━━ Data
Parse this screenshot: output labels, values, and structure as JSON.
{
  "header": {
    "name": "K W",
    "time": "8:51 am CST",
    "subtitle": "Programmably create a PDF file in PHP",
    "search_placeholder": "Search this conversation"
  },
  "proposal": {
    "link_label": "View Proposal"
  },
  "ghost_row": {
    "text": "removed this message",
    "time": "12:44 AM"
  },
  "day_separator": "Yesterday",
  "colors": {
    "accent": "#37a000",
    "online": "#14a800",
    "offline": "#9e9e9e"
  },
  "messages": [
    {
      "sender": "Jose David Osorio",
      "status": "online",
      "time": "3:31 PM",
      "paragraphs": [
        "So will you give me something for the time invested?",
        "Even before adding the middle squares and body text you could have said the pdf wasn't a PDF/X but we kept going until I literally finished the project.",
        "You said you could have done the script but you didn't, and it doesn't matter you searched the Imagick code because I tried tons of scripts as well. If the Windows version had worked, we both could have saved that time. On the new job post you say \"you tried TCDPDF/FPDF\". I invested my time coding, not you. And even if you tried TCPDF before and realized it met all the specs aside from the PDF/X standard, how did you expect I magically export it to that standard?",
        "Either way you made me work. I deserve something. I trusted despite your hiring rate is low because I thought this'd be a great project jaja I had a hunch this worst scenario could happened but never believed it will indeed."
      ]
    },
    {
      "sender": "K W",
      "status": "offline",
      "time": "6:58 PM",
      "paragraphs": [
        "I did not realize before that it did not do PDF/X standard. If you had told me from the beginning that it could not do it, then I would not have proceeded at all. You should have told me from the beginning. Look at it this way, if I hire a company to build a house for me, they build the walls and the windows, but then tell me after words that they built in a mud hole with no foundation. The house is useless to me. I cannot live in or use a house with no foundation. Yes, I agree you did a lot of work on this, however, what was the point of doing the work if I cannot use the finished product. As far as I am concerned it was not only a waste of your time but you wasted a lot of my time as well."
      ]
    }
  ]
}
━━━━
Every line above should be written out again exactly as it stands.

Full response ▸
Parse this screenshot: output labels, values, and structure as JSON.
{
  "header": {
    "name": "K W",
    "time": "8:51 am CST",
    "subtitle": "Programmably create a PDF file in PHP",
    "search_placeholder": "Search this conversation"
  },
  "proposal": {
    "link_label": "View Proposal"
  },
  "ghost_row": {
    "text": "removed this message",
    "time": "12:44 AM"
  },
  "day_separator": "Yesterday",
  "colors": {
    "accent": "#37a000",
    "online": "#14a800",
    "offline": "#9e9e9e"
  },
  "messages": [
    {
      "sender": "Jose David Osorio",
      "status": "online",
      "time": "3:31 PM",
      "paragraphs": [
        "So will you give me something for the time invested?",
        "Even before adding the middle squares and body text you could have said the pdf wasn't a PDF/X but we kept going until I literally finished the project.",
        "You said you could have done the script but you didn't, and it doesn't matter you searched the Imagick code because I tried tons of scripts as well. If the Windows version had worked, we both could have saved that time. On the new job post you say \"you tried TCDPDF/FPDF\". I invested my time coding, not you. And even if you tried TCPDF before and realized it met all the specs aside from the PDF/X standard, how did you expect I magically export it to that standard?",
        "Either way you made me work. I deserve something. I trusted despite your hiring rate is low because I thought this'd be a great project jaja I had a hunch this worst scenario could happened but never believed it will indeed."
      ]
    },
    {
      "sender": "K W",
      "status": "offline",
      "time": "6:58 PM",
      "paragraphs": [
        "I did not realize before that it did not do PDF/X standard. If you had told me from the beginning that it could not do it, then I would not have proceeded at all. You should have told me from the beginning. Look at it this way, if I hire a company to build a house for me, they build the walls and the windows, but then tell me after words that they built in a mud hole with no foundation. The house is useless to me. I cannot live in or use a house with no foundation. Yes, I agree you did a lot of work on this, however, what was the point of doing the work if I cannot use the finished product. As far as I am concerned it was not only a waste of your time but you wasted a lot of my time as well."
      ]
    }
  ]
}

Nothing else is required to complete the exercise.